Assignment: Copy the passage of the blog post about the Butterfly Effect between "Today, I wonder" and "a action movie.", inclusive.

Tuesday, March 16, 2004

Today, I wonder if I can follow Ashton Kutcher in Butterfly Effect to change one thing and change everything. If I could be Kutcher for one day I would dump Demi Moore first though. That is one thing that I would change. It wouldn't change for the worse thats for sure. People will stop calling me a toy boy too. I will also have removed the burden of three very troublesome kids and of course I will strike my name of Bruce Willis hit list. And we all know how dangerous Mr Willis is especially when he is starring in a action movie.
To avoid digressing, I will not pick into Kutcher's private life. I mean if he wants the title "Toy Boy" for the rest of his life, that is just his bloody problem right? None of my concern. My point today is about the Butterfly Effect and not the Effect of Spliitting up with Demi Moore or the Effect of going steady with Demi Moore.
Butterfly Effect in case if you are still in the dark is centered about this Chaos Theory. In this chaotic world that we live in everything that happens has to have a theory and yes, even when there is chaos there must be some Theory to explain it. I am not sure who came up with this Theory but I am sure that it has to be some wise guy that had to write a PHD thesis in something and had nothing to write about, thus coming up with this Theory.
Basically, this Theory is trying to explain that something small that happen million of miles away can create a tumultuous effect on something occuring here. To use examples, its like a butterfly flapping it's wings in the Phillippines and thus causing a tornado in Texas. How is that possible? I don't know. But simple folk like me call this the Ripple Effect.
Of course to be able to utilize this Effect you have to keep a dairy just like Kutcher in the film. The problem is I don't so I am sitting here typing this and not going back in time to change my life. (actually blogs should count lah but I stared at my site for 15 mins and I don't feel anything shaking nor do I feel myself being transported back in time.)
However, If I could. The IF is in question here. Anything is possible if you add the word IF in front. There are several things I would like to change. To not bore you on the endless details of my life, lets just name a few. I would like to change the event when my cousin told me to put a firecracker in the drain so as to watch in sick pleasure of the possibility of it exploding in the face of a rat. I hope that rat rests in peace.( Note this event can only take place in Malaysia. Don't try this in Singapore.) I would happily have removed the firecracker with my barehands, get my limbs blown away into bits and have my childhood sweetheart to take care of me for the rest of my life.

Bounding box prediction data
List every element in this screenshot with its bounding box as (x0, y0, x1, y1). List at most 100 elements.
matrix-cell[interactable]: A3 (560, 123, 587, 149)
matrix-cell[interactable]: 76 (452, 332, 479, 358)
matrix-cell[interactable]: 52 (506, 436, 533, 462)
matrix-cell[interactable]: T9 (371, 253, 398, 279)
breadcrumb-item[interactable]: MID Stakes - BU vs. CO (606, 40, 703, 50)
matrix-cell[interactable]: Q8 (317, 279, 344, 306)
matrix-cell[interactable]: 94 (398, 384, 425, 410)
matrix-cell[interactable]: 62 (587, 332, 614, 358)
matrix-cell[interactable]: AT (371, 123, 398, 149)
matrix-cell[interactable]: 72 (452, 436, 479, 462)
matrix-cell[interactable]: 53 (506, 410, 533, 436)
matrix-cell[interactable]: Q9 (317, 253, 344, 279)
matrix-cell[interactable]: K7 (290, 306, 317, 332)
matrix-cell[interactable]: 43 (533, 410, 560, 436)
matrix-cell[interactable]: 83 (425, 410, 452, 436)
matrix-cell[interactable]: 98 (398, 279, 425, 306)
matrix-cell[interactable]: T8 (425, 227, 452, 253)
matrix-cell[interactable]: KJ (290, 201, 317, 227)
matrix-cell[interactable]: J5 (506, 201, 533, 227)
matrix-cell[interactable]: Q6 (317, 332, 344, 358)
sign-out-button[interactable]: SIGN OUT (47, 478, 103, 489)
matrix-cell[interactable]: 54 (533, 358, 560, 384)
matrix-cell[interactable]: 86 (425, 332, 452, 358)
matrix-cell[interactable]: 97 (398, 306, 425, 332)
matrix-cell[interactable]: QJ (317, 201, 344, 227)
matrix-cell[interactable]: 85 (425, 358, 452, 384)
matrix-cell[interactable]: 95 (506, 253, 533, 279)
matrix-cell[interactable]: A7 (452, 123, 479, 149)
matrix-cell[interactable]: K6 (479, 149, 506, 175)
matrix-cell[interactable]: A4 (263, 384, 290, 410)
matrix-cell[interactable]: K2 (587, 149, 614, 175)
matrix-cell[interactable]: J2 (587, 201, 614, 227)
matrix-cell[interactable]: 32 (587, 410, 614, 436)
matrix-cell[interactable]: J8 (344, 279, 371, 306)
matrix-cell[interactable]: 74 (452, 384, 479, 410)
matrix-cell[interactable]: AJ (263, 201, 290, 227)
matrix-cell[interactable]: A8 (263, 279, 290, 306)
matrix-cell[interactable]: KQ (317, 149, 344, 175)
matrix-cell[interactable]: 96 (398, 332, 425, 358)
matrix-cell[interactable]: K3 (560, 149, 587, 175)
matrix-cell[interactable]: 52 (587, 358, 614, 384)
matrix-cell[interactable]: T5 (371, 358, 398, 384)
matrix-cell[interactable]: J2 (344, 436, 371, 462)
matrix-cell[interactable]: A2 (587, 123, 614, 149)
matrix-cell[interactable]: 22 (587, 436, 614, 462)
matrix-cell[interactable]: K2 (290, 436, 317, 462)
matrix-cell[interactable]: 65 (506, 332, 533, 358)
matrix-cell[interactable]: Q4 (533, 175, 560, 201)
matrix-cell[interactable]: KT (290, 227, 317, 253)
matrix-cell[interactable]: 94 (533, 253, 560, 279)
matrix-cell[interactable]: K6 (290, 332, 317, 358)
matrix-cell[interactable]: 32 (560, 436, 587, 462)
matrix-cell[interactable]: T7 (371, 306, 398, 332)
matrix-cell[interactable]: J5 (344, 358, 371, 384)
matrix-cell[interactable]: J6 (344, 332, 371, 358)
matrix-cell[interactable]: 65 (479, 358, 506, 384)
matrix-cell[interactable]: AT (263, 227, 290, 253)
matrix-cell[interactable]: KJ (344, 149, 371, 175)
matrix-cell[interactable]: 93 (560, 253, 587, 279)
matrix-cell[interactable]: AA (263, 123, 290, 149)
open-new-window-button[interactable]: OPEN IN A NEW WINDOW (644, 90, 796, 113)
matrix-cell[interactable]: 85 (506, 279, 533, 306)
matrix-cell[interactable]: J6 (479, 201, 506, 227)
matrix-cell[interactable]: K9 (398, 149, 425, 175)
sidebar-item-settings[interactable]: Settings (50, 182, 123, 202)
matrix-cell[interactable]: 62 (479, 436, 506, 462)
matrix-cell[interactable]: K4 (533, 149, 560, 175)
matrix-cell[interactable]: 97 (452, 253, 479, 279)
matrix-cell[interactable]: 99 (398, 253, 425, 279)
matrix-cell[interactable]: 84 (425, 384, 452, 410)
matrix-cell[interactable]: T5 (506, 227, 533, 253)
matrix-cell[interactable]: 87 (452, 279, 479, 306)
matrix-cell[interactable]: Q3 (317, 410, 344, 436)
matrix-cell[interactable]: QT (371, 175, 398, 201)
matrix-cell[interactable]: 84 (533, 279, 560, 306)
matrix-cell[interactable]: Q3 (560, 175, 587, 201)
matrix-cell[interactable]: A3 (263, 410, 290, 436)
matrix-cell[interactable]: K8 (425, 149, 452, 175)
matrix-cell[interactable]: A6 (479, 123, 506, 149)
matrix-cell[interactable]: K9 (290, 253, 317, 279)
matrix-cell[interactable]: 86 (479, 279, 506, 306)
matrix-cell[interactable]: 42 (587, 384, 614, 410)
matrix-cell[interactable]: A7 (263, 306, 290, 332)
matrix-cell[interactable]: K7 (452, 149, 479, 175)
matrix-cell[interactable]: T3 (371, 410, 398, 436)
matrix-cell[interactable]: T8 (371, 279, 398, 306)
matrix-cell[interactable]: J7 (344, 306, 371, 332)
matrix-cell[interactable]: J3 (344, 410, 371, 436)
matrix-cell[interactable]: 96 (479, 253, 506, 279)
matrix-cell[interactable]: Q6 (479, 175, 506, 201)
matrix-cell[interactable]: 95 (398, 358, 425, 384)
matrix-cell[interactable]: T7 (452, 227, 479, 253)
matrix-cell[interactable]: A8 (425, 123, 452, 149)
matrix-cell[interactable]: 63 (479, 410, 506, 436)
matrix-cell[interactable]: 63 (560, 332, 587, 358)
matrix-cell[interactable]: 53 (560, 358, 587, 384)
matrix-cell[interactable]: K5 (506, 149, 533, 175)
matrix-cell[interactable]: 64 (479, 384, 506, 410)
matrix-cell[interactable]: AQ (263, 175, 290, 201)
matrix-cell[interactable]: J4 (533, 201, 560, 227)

Reply:
Today, I wonder if I can follow Ashton Kutcher in Butterfly Effect to change one thing and change everything. If I could be Kutcher for one day I would dump Demi Moore first though. That is one thing that I would change. It wouldn't change for the worse thats for sure. People will stop calling me a toy boy too. I will also have removed the burden of three very troublesome kids and of course I will strike my name of Bruce Willis hit list. And we all know how dangerous Mr Willis is especially when he is starring in a action movie.